**Extracted records**
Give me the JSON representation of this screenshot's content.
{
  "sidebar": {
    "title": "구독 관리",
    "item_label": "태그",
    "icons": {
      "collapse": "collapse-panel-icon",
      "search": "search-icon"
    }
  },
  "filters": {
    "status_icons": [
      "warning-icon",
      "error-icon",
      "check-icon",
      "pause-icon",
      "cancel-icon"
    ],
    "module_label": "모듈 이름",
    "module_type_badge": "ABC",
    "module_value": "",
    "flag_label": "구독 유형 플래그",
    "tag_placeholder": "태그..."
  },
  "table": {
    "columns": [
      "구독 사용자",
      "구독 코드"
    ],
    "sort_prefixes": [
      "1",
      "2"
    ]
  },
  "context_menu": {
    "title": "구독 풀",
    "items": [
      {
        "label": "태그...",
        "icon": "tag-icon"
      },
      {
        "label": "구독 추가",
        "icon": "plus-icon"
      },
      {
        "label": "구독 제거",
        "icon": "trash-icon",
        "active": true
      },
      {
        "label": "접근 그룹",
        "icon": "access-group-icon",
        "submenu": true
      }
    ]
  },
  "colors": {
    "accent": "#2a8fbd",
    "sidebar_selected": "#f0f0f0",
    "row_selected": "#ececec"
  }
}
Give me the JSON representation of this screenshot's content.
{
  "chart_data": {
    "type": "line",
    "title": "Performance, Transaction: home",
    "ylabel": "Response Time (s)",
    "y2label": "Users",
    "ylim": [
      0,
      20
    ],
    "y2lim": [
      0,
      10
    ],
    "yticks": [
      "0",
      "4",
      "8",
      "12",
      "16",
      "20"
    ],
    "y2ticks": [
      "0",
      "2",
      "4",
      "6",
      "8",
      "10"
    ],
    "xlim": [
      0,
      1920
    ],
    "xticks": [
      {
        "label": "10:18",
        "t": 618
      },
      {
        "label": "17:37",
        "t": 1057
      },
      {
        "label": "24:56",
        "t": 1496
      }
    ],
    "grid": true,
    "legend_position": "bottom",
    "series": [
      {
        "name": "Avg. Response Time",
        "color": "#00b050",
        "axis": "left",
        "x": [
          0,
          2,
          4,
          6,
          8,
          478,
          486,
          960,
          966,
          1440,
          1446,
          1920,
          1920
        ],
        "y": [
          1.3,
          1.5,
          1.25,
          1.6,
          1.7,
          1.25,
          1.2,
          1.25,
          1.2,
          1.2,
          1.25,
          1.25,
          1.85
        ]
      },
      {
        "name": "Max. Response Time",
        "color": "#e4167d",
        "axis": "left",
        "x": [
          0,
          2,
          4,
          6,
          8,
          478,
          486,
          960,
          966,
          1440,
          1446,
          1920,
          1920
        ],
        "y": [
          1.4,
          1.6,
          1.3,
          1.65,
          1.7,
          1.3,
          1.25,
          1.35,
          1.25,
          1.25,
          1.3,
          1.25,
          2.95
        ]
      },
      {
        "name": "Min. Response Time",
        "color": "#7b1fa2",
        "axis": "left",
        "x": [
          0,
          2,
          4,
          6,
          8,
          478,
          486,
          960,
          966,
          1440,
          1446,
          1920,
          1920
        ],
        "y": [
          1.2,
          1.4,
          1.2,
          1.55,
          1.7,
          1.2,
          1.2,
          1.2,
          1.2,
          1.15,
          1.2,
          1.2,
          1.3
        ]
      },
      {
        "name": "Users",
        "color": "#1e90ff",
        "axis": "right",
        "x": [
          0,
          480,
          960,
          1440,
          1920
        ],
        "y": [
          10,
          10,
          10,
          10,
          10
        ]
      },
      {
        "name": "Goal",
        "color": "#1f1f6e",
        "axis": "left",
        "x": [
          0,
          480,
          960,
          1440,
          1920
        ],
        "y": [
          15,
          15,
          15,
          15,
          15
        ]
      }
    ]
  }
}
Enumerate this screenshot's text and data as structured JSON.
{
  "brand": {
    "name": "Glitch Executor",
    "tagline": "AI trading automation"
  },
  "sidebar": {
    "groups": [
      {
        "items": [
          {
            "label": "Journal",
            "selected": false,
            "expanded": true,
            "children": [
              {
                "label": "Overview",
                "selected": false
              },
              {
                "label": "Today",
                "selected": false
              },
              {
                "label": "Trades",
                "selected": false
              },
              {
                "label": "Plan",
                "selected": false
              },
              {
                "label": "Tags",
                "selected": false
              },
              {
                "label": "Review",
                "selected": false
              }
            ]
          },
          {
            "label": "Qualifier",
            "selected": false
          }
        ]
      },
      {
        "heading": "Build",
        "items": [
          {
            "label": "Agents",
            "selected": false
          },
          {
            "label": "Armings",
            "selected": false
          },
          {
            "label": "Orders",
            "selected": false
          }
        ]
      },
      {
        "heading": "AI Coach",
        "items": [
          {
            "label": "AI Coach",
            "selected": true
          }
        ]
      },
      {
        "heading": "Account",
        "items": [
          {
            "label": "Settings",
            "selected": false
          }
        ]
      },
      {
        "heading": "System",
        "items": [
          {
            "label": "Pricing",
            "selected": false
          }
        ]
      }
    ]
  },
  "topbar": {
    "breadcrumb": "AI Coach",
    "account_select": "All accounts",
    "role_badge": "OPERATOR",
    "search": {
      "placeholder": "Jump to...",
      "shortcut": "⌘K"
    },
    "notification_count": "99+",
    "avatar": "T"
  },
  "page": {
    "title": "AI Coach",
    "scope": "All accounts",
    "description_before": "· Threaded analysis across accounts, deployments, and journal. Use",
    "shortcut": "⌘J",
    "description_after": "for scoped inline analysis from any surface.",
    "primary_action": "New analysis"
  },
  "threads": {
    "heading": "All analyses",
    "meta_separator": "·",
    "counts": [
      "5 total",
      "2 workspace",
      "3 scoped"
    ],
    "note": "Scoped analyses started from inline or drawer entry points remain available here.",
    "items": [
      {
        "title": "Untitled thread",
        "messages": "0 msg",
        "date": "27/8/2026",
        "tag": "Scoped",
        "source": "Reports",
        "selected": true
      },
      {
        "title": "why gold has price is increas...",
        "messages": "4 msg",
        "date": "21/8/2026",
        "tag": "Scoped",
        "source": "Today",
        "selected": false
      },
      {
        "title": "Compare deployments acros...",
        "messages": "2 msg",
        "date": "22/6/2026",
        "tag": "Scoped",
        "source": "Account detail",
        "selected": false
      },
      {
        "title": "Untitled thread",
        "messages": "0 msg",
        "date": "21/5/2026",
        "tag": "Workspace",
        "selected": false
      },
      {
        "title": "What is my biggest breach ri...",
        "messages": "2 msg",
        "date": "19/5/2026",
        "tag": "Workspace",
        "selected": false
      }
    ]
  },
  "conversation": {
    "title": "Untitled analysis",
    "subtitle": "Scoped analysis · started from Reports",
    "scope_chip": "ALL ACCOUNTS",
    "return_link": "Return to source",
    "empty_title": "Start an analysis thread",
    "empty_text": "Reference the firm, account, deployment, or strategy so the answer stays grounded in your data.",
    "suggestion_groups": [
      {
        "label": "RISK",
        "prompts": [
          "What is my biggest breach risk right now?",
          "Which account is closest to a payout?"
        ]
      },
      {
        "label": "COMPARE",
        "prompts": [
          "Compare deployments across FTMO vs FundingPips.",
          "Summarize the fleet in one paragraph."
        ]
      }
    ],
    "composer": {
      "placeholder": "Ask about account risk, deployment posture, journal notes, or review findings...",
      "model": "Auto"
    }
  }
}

**OBJECTIVE**
Where a line in the entries holds "date", copy that line.

**IN RESPONSE**
        "date": "27/8/2026",
        "date": "21/8/2026",
        "date": "22/6/2026",
        "date": "21/5/2026",
        "date": "19/5/2026",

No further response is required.